_DATA SUPPLIED:_

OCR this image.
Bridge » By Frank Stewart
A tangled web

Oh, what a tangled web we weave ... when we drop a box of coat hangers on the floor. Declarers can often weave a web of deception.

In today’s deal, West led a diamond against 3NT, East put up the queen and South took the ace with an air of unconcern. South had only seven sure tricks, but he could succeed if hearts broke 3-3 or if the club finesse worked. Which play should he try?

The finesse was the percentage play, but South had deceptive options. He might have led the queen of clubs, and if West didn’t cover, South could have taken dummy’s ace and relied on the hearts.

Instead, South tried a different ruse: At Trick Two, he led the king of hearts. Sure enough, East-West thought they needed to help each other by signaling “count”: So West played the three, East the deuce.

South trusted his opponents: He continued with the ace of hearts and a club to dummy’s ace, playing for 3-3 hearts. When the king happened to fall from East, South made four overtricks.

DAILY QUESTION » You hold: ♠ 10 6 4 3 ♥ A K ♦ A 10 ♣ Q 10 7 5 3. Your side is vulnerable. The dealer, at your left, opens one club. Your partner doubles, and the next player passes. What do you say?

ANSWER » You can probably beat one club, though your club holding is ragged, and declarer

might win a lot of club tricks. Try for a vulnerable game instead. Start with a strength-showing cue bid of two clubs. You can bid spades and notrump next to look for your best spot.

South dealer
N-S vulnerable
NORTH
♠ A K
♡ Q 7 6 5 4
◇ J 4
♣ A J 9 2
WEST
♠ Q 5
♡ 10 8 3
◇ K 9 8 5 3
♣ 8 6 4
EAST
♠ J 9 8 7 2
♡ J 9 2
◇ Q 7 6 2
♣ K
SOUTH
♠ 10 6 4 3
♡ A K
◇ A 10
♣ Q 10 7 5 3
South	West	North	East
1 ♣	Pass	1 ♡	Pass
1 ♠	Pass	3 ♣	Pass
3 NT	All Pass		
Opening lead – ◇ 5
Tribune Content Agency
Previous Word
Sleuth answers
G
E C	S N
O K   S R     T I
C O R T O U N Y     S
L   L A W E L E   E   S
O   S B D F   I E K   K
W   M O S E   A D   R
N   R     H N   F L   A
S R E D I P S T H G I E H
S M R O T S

_YOUR GOAL:_ Where a line of the material above holds the string "clubs", copy that line.

_EXPECTED ANSWER:_
The finesse was the percentage play, but South had deceptive options. He might have led the queen of clubs, and if West didn’t cover, South could have taken dummy’s ace and relied on the hearts.
might win a lot of club tricks. Try for a vulnerable game instead. Start with a strength-showing cue bid of two clubs. You can bid spades and notrump next to look for your best spot.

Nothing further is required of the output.